SUPPLIED RECORDS start
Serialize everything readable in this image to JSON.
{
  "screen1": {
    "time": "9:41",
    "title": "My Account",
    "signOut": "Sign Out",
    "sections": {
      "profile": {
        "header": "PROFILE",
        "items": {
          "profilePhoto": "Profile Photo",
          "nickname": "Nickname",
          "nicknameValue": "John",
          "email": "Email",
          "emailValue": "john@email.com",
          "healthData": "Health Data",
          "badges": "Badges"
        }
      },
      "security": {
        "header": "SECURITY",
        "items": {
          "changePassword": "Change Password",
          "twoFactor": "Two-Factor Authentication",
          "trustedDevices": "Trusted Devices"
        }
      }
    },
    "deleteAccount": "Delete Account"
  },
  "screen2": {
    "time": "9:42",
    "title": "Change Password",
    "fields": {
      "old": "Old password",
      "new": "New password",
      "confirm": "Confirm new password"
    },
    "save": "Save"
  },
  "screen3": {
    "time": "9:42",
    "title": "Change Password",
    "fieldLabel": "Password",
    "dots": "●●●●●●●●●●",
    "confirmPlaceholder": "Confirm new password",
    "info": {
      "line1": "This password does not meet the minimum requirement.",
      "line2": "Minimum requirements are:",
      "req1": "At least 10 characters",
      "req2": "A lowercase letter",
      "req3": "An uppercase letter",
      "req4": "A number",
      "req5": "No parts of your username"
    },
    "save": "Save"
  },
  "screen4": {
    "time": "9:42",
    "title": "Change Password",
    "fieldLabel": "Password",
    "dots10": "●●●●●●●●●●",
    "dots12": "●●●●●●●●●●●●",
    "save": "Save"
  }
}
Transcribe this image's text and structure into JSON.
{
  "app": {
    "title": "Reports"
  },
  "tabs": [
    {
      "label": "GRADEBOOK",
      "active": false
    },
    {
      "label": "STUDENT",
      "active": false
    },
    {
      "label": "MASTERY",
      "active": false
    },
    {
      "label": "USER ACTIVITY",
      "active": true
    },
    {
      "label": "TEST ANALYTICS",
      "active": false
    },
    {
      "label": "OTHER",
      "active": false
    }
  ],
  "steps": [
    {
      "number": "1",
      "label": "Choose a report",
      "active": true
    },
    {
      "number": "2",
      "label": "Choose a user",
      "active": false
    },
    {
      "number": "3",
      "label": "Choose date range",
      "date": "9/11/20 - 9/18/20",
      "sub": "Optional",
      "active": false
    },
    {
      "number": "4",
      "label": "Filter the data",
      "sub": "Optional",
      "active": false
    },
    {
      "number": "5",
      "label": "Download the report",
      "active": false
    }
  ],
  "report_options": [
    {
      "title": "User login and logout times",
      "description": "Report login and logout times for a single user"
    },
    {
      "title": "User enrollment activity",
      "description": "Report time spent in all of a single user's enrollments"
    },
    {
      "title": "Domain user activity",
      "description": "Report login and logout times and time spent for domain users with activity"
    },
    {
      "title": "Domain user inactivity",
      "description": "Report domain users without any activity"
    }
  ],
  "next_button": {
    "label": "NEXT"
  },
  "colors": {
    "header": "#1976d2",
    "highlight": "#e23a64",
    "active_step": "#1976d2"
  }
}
SUPPLIED RECORDS end
Quote all the records. Keep every word exact.

Serialize everything readable in this image to JSON.
{
  "screen1": {
    "time": "9:41",
    "title": "My Account",
    "signOut": "Sign Out",
    "sections": {
      "profile": {
        "header": "PROFILE",
        "items": {
          "profilePhoto": "Profile Photo",
          "nickname": "Nickname",
          "nicknameValue": "John",
          "email": "Email",
          "emailValue": "john@email.com",
          "healthData": "Health Data",
          "badges": "Badges"
        }
      },
      "security": {
        "header": "SECURITY",
        "items": {
          "changePassword": "Change Password",
          "twoFactor": "Two-Factor Authentication",
          "trustedDevices": "Trusted Devices"
        }
      }
    },
    "deleteAccount": "Delete Account"
  },
  "screen2": {
    "time": "9:42",
    "title": "Change Password",
    "fields": {
      "old": "Old password",
      "new": "New password",
      "confirm": "Confirm new password"
    },
    "save": "Save"
  },
  "screen3": {
    "time": "9:42",
    "title": "Change Password",
    "fieldLabel": "Password",
    "dots": "●●●●●●●●●●",
    "confirmPlaceholder": "Confirm new password",
    "info": {
      "line1": "This password does not meet the minimum requirement.",
      "line2": "Minimum requirements are:",
      "req1": "At least 10 characters",
      "req2": "A lowercase letter",
      "req3": "An uppercase letter",
      "req4": "A number",
      "req5": "No parts of your username"
    },
    "save": "Save"
  },
  "screen4": {
    "time": "9:42",
    "title": "Change Password",
    "fieldLabel": "Password",
    "dots10": "●●●●●●●●●●",
    "dots12": "●●●●●●●●●●●●",
    "save": "Save"
  }
}
Transcribe this image's text and structure into JSON.
{
  "app": {
    "title": "Reports"
  },
  "tabs": [
    {
      "label": "GRADEBOOK",
      "active": false
    },
    {
      "label": "STUDENT",
      "active": false
    },
    {
      "label": "MASTERY",
      "active": false
    },
    {
      "label": "USER ACTIVITY",
      "active": true
    },
    {
      "label": "TEST ANALYTICS",
      "active": false
    },
    {
      "label": "OTHER",
      "active": false
    }
  ],
  "steps": [
    {
      "number": "1",
      "label": "Choose a report",
      "active": true
    },
    {
      "number": "2",
      "label": "Choose a user",
      "active": false
    },
    {
      "number": "3",
      "label": "Choose date range",
      "date": "9/11/20 - 9/18/20",
      "sub": "Optional",
      "active": false
    },
    {
      "number": "4",
      "label": "Filter the data",
      "sub": "Optional",
      "active": false
    },
    {
      "number": "5",
      "label": "Download the report",
      "active": false
    }
  ],
  "report_options": [
    {
      "title": "User login and logout times",
      "description": "Report login and logout times for a single user"
    },
    {
      "title": "User enrollment activity",
      "description": "Report time spent in all of a single user's enrollments"
    },
    {
      "title": "Domain user activity",
      "description": "Report login and logout times and time spent for domain users with activity"
    },
    {
      "title": "Domain user inactivity",
      "description": "Report domain users without any activity"
    }
  ],
  "next_button": {
    "label": "NEXT"
  },
  "colors": {
    "header": "#1976d2",
    "highlight": "#e23a64",
    "active_step": "#1976d2"
  }
}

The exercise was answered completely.